§ **Prompt**: Rewrite only the stretch from "annotation-underline bbox=[24, 57, 100, 60]" through "asset-help-text: 资产和资产组必选一个 bbox=[118, 243, 714, 260]", putting "hint-text" wherever "help-text" appears and leaving everything else unchanged.

§ **Dataset items**:
■ ■ ■ ■ ■ ■ ■

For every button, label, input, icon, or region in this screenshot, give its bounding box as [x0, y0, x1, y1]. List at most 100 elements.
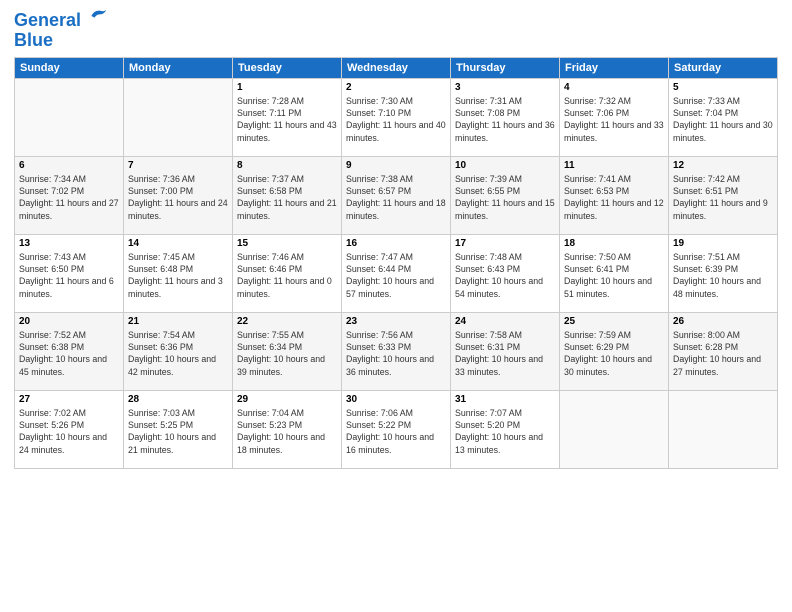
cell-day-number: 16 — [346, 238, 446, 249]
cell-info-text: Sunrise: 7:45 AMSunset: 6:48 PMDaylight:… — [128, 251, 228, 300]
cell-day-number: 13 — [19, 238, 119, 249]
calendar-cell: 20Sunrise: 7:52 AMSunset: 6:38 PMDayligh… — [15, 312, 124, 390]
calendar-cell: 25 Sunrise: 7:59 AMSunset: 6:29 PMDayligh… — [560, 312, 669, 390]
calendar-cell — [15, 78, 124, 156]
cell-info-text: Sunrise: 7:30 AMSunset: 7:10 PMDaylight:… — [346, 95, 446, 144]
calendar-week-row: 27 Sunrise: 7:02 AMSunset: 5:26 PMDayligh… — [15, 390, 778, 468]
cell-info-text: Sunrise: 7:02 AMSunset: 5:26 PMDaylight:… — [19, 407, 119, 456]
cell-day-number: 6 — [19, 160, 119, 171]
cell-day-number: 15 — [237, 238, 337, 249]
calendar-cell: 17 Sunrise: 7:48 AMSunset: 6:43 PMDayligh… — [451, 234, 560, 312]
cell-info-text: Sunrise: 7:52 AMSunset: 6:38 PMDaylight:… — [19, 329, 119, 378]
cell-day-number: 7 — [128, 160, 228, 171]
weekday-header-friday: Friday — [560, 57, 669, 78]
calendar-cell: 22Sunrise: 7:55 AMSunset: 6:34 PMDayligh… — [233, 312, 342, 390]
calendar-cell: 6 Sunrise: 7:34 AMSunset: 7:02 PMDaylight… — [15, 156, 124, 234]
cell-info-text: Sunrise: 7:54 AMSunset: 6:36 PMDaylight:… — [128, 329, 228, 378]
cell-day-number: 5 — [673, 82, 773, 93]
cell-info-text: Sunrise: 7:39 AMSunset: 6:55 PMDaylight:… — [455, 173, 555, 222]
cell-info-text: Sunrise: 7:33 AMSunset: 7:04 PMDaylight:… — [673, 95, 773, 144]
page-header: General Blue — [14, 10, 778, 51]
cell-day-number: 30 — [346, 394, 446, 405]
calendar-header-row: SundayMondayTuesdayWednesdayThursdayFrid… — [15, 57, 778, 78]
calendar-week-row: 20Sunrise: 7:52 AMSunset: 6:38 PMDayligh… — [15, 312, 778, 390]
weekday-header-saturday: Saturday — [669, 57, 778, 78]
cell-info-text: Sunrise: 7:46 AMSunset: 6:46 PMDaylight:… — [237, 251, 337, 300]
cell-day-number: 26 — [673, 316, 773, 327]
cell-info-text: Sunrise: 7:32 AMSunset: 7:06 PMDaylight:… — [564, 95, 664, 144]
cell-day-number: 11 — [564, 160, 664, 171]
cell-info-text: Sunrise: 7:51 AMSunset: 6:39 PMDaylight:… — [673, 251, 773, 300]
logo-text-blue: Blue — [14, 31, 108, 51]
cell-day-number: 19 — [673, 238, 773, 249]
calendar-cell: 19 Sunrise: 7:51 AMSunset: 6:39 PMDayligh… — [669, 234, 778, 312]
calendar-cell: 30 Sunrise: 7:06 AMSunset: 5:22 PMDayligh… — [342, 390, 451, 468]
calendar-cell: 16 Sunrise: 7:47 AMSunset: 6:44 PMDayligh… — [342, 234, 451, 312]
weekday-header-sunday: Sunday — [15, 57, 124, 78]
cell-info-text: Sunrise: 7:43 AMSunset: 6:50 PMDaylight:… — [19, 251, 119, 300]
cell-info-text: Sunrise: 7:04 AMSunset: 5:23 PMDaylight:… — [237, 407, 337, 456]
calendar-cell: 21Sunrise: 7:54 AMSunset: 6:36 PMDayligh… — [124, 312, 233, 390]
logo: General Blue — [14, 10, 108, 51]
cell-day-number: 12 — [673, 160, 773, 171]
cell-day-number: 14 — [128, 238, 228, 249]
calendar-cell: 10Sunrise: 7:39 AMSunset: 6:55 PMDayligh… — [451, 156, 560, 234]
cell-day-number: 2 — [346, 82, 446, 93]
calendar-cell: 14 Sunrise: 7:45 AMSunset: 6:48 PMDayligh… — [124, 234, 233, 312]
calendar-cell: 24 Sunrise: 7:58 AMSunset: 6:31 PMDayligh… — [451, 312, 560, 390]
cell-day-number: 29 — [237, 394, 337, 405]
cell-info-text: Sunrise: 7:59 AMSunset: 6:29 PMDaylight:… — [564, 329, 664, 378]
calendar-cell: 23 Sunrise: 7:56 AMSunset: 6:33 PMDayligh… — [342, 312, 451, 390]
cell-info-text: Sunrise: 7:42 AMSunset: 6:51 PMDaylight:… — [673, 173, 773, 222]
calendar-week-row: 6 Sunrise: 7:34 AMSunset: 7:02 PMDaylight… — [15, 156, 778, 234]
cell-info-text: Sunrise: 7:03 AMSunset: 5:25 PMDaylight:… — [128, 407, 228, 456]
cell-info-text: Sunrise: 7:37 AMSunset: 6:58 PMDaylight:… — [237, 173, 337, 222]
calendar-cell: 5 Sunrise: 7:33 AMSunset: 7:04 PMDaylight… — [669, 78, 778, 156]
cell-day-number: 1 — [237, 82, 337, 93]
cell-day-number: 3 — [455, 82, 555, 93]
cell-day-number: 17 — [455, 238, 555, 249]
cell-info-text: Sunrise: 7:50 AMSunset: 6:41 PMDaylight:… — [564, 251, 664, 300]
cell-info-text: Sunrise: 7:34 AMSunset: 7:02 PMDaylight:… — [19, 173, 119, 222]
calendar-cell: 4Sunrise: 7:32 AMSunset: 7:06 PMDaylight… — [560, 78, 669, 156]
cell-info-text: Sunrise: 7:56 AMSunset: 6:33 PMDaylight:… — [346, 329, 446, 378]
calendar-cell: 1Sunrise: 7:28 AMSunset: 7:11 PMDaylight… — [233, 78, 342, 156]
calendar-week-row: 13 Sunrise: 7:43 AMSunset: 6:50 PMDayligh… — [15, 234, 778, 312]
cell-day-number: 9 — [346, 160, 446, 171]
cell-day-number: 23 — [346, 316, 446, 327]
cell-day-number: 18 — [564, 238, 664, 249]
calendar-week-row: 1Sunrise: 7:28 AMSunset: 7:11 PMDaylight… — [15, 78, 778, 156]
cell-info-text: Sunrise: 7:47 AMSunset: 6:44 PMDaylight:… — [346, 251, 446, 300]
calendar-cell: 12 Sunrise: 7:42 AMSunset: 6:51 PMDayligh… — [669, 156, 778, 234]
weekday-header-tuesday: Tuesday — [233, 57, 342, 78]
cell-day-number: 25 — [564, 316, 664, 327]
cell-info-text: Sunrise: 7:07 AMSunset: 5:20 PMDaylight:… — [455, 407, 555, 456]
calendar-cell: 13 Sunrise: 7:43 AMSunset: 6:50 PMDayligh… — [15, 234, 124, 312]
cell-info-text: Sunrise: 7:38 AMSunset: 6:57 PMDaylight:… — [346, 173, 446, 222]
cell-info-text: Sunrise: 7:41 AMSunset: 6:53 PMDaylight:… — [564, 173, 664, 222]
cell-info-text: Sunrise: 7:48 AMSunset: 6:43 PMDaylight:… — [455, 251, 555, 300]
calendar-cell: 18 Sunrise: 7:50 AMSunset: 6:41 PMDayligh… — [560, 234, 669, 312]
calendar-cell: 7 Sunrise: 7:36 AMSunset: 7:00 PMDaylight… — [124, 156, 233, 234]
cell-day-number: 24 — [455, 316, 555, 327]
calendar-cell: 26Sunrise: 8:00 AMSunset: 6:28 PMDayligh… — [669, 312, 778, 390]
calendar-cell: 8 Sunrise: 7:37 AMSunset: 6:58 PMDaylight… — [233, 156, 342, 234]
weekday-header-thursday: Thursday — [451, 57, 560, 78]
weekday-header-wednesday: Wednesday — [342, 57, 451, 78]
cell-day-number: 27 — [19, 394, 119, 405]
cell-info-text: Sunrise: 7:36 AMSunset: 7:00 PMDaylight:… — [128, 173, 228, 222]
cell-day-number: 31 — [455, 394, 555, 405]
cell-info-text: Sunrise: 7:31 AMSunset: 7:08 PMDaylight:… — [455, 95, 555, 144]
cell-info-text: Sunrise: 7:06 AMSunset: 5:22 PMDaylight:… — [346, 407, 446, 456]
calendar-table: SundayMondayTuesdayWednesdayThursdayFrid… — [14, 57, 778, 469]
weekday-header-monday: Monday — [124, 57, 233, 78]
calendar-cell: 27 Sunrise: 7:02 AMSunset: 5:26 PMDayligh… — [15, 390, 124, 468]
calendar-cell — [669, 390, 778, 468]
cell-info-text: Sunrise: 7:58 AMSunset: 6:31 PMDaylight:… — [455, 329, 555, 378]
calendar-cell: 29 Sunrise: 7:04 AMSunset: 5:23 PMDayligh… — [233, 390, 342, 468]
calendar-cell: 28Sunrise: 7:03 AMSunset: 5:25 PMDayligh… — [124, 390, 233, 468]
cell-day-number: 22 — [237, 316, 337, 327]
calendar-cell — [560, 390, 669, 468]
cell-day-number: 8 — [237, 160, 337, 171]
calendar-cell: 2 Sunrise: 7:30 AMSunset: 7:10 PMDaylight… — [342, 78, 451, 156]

■ ■ ■ ■ ■ ■ ■

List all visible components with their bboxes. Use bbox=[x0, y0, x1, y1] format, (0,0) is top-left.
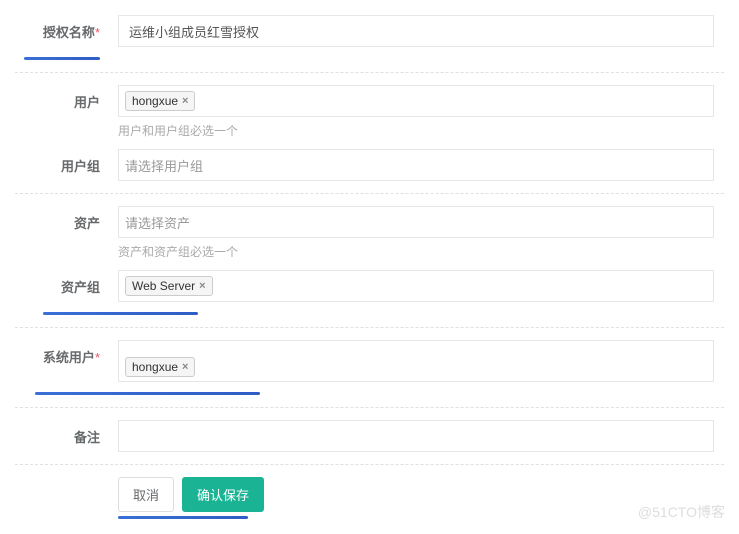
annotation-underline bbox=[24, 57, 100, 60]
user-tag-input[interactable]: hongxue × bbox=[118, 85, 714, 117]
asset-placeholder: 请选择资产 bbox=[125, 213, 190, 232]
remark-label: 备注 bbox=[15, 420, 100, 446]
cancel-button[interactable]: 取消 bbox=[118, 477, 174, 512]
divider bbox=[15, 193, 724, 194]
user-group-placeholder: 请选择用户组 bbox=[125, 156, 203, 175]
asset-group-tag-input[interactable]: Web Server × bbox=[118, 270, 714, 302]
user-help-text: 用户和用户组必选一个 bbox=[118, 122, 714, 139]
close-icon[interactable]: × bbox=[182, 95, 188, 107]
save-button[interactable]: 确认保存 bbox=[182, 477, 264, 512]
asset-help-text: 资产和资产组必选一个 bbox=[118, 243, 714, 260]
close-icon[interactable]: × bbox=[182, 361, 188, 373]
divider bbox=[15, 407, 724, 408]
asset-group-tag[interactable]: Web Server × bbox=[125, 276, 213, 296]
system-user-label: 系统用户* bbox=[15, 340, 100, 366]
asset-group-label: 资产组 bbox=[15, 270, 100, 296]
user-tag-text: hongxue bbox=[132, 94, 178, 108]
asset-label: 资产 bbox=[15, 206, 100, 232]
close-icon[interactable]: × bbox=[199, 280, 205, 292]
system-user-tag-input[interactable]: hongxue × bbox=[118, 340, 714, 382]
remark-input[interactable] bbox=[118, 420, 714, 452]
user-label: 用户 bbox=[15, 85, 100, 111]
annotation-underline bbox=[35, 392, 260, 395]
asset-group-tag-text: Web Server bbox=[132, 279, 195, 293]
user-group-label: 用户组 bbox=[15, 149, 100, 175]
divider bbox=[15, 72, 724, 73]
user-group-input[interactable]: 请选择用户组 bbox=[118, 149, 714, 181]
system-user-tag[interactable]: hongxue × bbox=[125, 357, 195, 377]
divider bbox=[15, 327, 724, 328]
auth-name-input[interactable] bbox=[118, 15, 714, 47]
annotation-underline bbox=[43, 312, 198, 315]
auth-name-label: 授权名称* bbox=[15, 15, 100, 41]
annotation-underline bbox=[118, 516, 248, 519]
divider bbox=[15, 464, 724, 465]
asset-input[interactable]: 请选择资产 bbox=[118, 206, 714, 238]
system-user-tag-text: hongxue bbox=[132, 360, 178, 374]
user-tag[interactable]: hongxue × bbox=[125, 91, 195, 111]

■ ■ ■ ■ ■ ■ ■

§ **Solved problem**:
annotation-underline bbox=[24, 57, 100, 60]
user-tag-input[interactable]: hongxue × bbox=[118, 85, 714, 117]
asset-placeholder: 请选择资产 bbox=[125, 213, 190, 232]
remark-label: 备注 bbox=[15, 420, 100, 446]
cancel-button[interactable]: 取消 bbox=[118, 477, 174, 512]
divider bbox=[15, 193, 724, 194]
user-group-placeholder: 请选择用户组 bbox=[125, 156, 203, 175]
asset-group-tag-input[interactable]: Web Server × bbox=[118, 270, 714, 302]
user-hint-text: 用户和用户组必选一个 bbox=[118, 122, 714, 139]
close-icon[interactable]: × bbox=[182, 95, 188, 107]
save-button[interactable]: 确认保存 bbox=[182, 477, 264, 512]
asset-hint-text: 资产和资产组必选一个 bbox=[118, 243, 714, 260]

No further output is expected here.